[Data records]
------------------------------------------------

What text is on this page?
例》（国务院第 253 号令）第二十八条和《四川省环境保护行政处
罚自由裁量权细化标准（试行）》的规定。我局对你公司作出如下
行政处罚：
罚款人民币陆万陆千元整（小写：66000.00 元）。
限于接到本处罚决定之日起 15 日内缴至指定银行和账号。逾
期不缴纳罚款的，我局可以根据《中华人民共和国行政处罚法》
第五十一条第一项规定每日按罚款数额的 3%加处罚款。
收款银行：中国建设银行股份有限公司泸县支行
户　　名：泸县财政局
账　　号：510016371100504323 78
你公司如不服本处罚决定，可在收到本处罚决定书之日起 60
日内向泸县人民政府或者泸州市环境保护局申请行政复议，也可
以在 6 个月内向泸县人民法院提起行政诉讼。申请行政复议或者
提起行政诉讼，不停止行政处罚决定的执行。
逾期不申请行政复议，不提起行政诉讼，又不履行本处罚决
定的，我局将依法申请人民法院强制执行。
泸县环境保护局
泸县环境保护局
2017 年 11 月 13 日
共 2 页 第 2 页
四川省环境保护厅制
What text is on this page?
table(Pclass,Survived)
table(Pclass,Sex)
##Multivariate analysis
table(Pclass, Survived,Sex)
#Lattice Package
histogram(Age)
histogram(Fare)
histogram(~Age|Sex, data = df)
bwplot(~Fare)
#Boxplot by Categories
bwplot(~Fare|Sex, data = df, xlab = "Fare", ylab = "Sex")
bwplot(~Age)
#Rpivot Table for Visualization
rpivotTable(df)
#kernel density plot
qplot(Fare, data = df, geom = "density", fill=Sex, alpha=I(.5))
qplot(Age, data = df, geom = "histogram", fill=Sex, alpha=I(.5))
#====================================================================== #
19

------------------------------------------------

**EXERCISE TASK**
Output the records verbatim, from the first line to the last.

**RESULT OF THE TASK**
What text is on this page?
例》（国务院第 253 号令）第二十八条和《四川省环境保护行政处
罚自由裁量权细化标准（试行）》的规定。我局对你公司作出如下
行政处罚：
罚款人民币陆万陆千元整（小写：66000.00 元）。
限于接到本处罚决定之日起 15 日内缴至指定银行和账号。逾
期不缴纳罚款的，我局可以根据《中华人民共和国行政处罚法》
第五十一条第一项规定每日按罚款数额的 3%加处罚款。
收款银行：中国建设银行股份有限公司泸县支行
户　　名：泸县财政局
账　　号：510016371100504323 78
你公司如不服本处罚决定，可在收到本处罚决定书之日起 60
日内向泸县人民政府或者泸州市环境保护局申请行政复议，也可
以在 6 个月内向泸县人民法院提起行政诉讼。申请行政复议或者
提起行政诉讼，不停止行政处罚决定的执行。
逾期不申请行政复议，不提起行政诉讼，又不履行本处罚决
定的，我局将依法申请人民法院强制执行。
泸县环境保护局
泸县环境保护局
2017 年 11 月 13 日
共 2 页 第 2 页
四川省环境保护厅制
What text is on this page?
table(Pclass,Survived)
table(Pclass,Sex)
##Multivariate analysis
table(Pclass, Survived,Sex)
#Lattice Package
histogram(Age)
histogram(Fare)
histogram(~Age|Sex, data = df)
bwplot(~Fare)
#Boxplot by Categories
bwplot(~Fare|Sex, data = df, xlab = "Fare", ylab = "Sex")
bwplot(~Age)
#Rpivot Table for Visualization
rpivotTable(df)
#kernel density plot
qplot(Fare, data = df, geom = "density", fill=Sex, alpha=I(.5))
qplot(Age, data = df, geom = "histogram", fill=Sex, alpha=I(.5))
#====================================================================== #
19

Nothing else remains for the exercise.